-- Start --

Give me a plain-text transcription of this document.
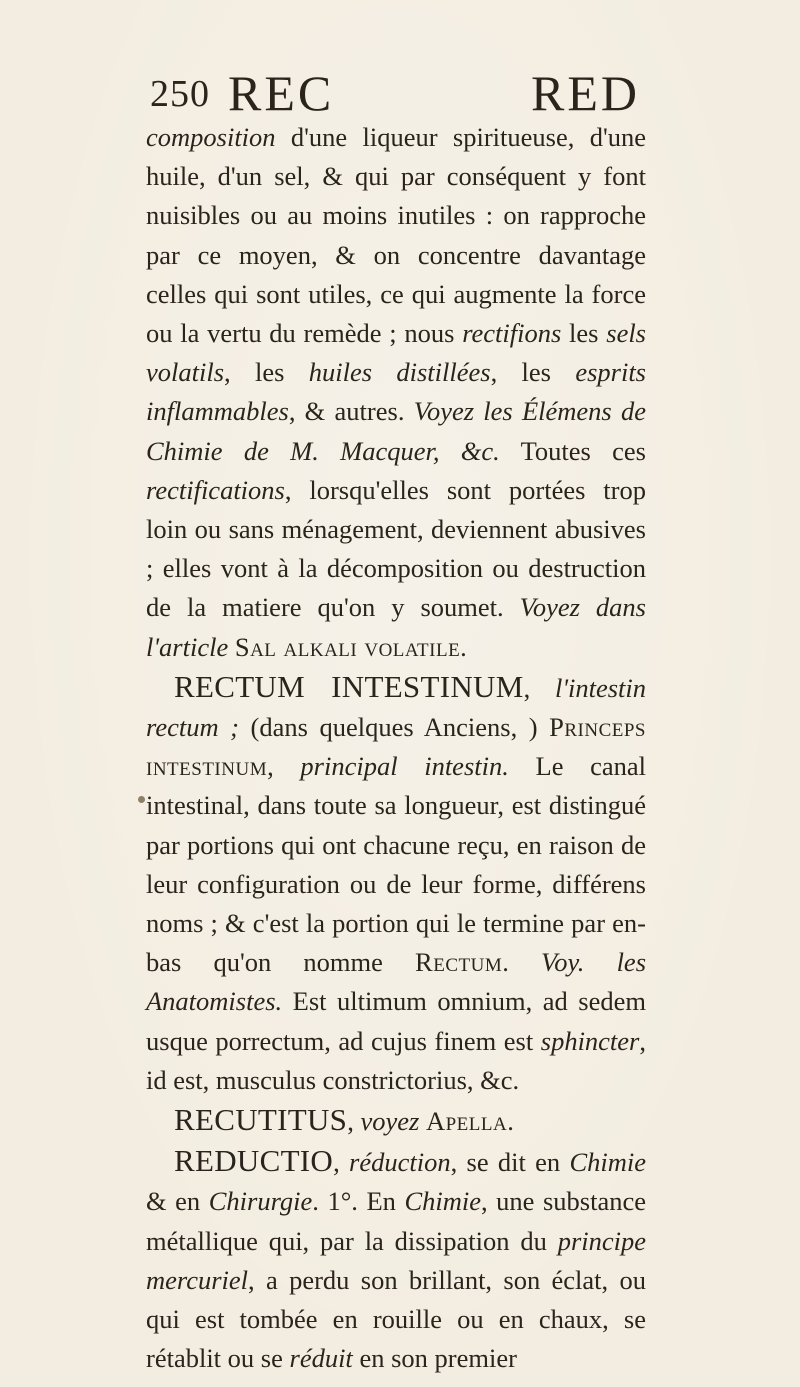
250 REC	RED

composition d'une liqueur spiritueuse, d'une huile, d'un sel, & qui par conséquent y font nuisibles ou au moins inutiles : on rapproche par ce moyen, & on concentre davantage celles qui sont utiles, ce qui augmente la force ou la vertu du remède ; nous rectifions les sels volatils, les huiles distillées, les esprits inflammables, & autres. Voyez les Élémens de Chimie de M. Macquer, &c. Toutes ces rectifications, lorsqu'elles sont portées trop loin ou sans ménagement, deviennent abusives ; elles vont à la décomposition ou destruction de la matiere qu'on y soumet. Voyez dans l'article Sal alkali volatile.

RECTUM INTESTINUM, l'intestin rectum ; (dans quelques Anciens, ) Princeps intestinum, principal intestin. Le canal intestinal, dans toute sa longueur, est distingué par portions qui ont chacune reçu, en raison de leur configuration ou de leur forme, différens noms ; & c'est la portion qui le termine par en-bas qu'on nomme Rectum. Voy. les Anatomistes. Est ultimum omnium, ad sedem usque porrectum, ad cujus finem est sphincter, id est, musculus constrictorius, &c.

RECUTITUS, voyez Apella.

REDUCTIO, réduction, se dit en Chimie & en Chirurgie. 1°. En Chimie, une substance métallique qui, par la dissipation du principe mercuriel, a perdu son brillant, son éclat, ou qui est tombée en rouille ou en chaux, se rétablit ou se réduit en son premier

-- End --

▶ **SHORT EXERCISE**
The material above must be printed exactly, with its pictures left out.

▶ **ANSWER FOR THIS EXERCISE**
Give me a plain-text transcription of this document.
250 REC	RED

composition d'une liqueur spiritueuse, d'une huile, d'un sel, & qui par conséquent y font nuisibles ou au moins inutiles : on rapproche par ce moyen, & on concentre davantage celles qui sont utiles, ce qui augmente la force ou la vertu du remède ; nous rectifions les sels volatils, les huiles distillées, les esprits inflammables, & autres. Voyez les Élémens de Chimie de M. Macquer, &c. Toutes ces rectifications, lorsqu'elles sont portées trop loin ou sans ménagement, deviennent abusives ; elles vont à la décomposition ou destruction de la matiere qu'on y soumet. Voyez dans l'article Sal alkali volatile.

RECTUM INTESTINUM, l'intestin rectum ; (dans quelques Anciens, ) Princeps intestinum, principal intestin. Le canal intestinal, dans toute sa longueur, est distingué par portions qui ont chacune reçu, en raison de leur configuration ou de leur forme, différens noms ; & c'est la portion qui le termine par en-bas qu'on nomme Rectum. Voy. les Anatomistes. Est ultimum omnium, ad sedem usque porrectum, ad cujus finem est sphincter, id est, musculus constrictorius, &c.

RECUTITUS, voyez Apella.

REDUCTIO, réduction, se dit en Chimie & en Chirurgie. 1°. En Chimie, une substance métallique qui, par la dissipation du principe mercuriel, a perdu son brillant, son éclat, ou qui est tombée en rouille ou en chaux, se rétablit ou se réduit en son premier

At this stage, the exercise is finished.